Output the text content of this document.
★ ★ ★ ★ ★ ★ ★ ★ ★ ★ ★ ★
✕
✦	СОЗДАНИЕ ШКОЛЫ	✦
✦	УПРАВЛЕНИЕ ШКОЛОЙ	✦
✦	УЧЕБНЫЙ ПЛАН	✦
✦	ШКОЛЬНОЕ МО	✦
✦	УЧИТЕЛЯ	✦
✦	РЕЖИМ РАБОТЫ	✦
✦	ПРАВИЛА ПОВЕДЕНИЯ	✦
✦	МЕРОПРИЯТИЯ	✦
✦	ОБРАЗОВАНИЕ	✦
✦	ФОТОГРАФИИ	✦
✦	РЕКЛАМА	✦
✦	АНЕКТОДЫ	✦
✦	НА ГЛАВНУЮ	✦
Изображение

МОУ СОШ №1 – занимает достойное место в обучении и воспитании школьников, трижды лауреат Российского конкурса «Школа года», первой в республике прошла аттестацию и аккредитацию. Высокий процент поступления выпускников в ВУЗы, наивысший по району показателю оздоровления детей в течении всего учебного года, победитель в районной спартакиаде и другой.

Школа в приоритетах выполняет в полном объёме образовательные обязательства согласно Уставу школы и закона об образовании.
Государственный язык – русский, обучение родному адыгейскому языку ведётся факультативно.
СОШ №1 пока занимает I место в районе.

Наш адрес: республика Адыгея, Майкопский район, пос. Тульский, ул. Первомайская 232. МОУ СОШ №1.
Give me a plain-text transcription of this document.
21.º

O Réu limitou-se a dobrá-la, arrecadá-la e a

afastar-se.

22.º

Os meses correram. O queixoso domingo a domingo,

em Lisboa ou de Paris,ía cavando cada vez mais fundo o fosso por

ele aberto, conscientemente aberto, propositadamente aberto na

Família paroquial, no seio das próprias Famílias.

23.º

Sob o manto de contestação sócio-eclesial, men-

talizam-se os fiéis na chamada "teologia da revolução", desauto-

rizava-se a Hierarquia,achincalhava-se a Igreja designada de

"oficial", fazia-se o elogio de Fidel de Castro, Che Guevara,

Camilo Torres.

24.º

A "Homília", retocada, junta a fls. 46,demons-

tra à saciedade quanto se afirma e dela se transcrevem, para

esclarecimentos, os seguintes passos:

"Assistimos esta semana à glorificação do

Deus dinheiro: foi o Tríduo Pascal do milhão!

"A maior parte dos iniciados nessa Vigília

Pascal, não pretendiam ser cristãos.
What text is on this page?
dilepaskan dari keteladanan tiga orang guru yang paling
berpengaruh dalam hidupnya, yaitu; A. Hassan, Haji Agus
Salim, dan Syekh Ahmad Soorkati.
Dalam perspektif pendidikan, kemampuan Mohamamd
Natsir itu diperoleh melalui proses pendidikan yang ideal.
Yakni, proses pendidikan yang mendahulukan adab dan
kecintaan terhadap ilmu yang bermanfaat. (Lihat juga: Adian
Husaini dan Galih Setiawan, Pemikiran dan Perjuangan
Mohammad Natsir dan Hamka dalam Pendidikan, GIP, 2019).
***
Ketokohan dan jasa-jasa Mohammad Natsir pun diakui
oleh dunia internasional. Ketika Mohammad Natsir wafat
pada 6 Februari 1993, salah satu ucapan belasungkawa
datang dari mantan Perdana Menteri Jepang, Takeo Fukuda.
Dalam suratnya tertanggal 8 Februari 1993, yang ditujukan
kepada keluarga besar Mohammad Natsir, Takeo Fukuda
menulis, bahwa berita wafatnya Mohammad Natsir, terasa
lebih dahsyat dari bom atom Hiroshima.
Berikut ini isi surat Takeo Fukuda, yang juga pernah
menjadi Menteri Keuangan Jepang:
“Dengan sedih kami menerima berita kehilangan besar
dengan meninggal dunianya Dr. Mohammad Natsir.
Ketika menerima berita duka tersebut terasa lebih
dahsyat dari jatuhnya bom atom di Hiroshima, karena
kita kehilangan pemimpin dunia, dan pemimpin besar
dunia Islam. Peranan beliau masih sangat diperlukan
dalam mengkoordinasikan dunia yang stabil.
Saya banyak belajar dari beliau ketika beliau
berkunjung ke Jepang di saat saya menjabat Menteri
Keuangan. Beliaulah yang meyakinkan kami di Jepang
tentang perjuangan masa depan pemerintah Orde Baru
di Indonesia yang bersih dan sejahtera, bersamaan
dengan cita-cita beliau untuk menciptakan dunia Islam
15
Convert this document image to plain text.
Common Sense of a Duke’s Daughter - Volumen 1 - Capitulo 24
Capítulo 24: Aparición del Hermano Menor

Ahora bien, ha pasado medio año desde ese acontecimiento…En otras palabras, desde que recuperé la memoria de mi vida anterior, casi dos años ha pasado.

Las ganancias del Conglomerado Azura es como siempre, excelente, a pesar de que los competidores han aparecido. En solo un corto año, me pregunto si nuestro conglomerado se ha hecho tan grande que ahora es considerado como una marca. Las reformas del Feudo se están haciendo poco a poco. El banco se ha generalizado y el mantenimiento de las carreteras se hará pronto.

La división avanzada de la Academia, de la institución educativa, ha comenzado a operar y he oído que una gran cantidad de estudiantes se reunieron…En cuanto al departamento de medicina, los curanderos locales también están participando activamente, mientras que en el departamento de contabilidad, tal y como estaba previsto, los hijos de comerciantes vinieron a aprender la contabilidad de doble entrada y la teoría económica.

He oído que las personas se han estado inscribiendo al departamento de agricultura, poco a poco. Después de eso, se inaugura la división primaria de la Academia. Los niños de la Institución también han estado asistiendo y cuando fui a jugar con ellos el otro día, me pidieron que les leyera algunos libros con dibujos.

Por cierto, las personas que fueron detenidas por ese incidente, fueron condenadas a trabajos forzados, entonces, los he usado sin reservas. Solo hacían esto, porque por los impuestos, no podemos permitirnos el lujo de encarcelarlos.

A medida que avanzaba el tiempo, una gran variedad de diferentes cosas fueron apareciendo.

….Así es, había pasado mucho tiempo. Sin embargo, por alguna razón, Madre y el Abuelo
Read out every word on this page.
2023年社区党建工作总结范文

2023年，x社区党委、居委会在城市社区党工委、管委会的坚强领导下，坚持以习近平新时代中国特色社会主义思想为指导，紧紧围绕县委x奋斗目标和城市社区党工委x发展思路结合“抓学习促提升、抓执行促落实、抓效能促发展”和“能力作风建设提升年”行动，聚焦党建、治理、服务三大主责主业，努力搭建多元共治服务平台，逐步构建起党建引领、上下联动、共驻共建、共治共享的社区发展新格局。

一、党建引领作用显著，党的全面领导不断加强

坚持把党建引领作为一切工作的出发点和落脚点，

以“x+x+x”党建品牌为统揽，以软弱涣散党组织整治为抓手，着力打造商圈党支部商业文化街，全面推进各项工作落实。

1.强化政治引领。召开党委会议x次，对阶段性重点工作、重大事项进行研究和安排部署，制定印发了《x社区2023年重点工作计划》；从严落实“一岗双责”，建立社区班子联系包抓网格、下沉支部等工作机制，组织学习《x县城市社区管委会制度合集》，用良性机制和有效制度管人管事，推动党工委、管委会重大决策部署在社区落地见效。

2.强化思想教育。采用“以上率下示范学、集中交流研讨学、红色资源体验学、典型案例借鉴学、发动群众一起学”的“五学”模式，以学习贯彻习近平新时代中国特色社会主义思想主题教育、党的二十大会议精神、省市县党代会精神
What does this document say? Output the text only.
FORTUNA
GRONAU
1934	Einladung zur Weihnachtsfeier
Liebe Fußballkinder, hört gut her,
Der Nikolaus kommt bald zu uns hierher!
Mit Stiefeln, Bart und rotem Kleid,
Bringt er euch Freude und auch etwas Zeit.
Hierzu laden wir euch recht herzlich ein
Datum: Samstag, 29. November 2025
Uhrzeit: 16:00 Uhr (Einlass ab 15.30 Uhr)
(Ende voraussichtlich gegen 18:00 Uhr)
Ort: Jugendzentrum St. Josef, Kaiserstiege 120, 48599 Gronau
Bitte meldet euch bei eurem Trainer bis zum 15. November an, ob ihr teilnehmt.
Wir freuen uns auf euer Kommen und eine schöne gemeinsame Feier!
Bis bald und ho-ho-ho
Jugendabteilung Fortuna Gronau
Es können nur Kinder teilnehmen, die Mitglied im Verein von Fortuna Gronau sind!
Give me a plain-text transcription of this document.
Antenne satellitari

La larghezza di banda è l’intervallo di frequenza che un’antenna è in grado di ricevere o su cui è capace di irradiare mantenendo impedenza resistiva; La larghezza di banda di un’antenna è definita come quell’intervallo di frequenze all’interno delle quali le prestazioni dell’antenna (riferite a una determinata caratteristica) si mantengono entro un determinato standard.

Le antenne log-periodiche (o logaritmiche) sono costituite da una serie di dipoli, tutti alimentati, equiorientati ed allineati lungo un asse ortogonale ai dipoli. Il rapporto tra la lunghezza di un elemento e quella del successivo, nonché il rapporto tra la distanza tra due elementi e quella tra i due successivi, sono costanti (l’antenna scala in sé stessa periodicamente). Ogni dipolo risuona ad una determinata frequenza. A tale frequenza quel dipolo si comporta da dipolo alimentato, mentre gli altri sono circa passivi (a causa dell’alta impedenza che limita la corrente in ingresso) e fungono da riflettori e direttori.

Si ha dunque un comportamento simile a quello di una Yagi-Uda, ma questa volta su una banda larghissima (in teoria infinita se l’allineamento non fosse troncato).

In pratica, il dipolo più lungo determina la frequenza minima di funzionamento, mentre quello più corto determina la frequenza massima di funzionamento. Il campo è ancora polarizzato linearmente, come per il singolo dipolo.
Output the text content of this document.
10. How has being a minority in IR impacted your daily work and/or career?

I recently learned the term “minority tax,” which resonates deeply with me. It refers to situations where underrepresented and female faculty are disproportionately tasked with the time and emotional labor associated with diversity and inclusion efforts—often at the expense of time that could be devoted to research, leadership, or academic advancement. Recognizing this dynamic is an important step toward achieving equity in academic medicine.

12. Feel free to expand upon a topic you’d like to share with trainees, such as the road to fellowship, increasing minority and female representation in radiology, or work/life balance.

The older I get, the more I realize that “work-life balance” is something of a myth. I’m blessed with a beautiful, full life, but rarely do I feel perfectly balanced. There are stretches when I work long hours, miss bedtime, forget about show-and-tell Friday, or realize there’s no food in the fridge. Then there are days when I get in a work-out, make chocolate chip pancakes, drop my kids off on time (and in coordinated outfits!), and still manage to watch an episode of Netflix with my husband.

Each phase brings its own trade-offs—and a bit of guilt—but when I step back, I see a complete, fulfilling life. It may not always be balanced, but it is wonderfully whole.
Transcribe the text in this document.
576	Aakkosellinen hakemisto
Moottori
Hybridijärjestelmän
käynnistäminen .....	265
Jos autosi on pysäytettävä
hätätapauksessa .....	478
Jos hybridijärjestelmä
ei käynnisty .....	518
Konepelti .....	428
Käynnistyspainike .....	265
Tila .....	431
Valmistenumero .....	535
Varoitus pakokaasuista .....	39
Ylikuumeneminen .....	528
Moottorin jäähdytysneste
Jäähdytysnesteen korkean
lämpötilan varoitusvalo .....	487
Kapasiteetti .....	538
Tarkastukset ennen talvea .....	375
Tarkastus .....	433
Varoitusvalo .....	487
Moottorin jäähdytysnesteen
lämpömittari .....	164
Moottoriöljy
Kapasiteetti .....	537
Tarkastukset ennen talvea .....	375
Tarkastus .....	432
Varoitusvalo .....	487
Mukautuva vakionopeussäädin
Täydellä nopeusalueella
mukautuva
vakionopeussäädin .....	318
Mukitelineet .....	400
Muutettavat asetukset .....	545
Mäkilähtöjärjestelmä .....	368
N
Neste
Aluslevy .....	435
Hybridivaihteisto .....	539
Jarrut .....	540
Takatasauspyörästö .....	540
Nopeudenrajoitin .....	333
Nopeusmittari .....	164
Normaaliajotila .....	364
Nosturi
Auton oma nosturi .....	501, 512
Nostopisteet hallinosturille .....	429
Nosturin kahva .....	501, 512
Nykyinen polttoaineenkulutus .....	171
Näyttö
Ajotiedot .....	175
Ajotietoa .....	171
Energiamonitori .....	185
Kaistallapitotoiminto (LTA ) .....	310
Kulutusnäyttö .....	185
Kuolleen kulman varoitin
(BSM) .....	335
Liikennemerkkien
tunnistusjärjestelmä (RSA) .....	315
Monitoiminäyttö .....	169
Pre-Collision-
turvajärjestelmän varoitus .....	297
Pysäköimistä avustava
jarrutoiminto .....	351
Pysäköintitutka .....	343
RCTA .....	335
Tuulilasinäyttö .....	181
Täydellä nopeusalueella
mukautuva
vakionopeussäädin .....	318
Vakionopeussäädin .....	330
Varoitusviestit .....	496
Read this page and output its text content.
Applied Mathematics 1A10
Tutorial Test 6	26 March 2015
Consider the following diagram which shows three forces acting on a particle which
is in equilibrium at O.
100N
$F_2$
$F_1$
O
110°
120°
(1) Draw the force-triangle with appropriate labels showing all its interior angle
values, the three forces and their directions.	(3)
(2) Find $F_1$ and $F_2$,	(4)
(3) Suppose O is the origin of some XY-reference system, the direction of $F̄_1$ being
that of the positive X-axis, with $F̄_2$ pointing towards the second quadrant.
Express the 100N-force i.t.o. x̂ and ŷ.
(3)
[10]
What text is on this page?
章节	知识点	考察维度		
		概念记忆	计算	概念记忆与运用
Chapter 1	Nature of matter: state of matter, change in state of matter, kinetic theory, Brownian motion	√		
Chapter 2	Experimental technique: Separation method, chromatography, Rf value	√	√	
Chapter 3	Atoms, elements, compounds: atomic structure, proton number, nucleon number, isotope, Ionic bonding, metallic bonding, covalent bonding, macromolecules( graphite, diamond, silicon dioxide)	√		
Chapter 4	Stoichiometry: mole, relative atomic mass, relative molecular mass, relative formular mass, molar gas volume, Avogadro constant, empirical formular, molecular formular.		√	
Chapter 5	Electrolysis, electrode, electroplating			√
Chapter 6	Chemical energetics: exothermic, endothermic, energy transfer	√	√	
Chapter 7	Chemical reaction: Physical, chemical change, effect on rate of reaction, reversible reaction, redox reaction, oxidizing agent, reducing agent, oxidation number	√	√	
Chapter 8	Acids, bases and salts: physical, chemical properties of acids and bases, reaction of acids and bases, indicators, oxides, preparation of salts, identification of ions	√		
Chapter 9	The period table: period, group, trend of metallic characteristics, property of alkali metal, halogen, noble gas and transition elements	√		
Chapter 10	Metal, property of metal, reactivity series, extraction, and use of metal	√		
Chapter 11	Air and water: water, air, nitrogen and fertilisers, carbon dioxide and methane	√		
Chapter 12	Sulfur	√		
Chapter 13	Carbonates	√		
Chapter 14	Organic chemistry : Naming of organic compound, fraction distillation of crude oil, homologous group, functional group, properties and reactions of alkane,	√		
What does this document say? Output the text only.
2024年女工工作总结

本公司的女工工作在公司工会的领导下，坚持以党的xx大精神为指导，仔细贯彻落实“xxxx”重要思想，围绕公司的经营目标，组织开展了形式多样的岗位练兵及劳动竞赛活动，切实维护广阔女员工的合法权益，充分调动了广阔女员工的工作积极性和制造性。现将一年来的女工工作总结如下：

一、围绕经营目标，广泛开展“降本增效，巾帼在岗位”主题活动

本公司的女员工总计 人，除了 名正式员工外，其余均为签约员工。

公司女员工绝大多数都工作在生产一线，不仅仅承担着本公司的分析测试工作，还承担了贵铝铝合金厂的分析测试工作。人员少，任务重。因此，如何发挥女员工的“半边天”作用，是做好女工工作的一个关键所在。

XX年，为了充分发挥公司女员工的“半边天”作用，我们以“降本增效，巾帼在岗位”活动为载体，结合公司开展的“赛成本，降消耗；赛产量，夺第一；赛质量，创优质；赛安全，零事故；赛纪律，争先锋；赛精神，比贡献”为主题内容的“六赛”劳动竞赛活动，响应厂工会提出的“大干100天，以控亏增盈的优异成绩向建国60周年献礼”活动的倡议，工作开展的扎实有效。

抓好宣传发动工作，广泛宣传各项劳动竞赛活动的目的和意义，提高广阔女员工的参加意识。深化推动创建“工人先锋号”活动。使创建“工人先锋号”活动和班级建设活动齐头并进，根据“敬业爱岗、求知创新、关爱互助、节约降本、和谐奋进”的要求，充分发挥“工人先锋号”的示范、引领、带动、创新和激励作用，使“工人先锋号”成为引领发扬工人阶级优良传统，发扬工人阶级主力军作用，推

++++

For the listing above, give the number of lines in which the string "poco" occurs, and nothing else.

2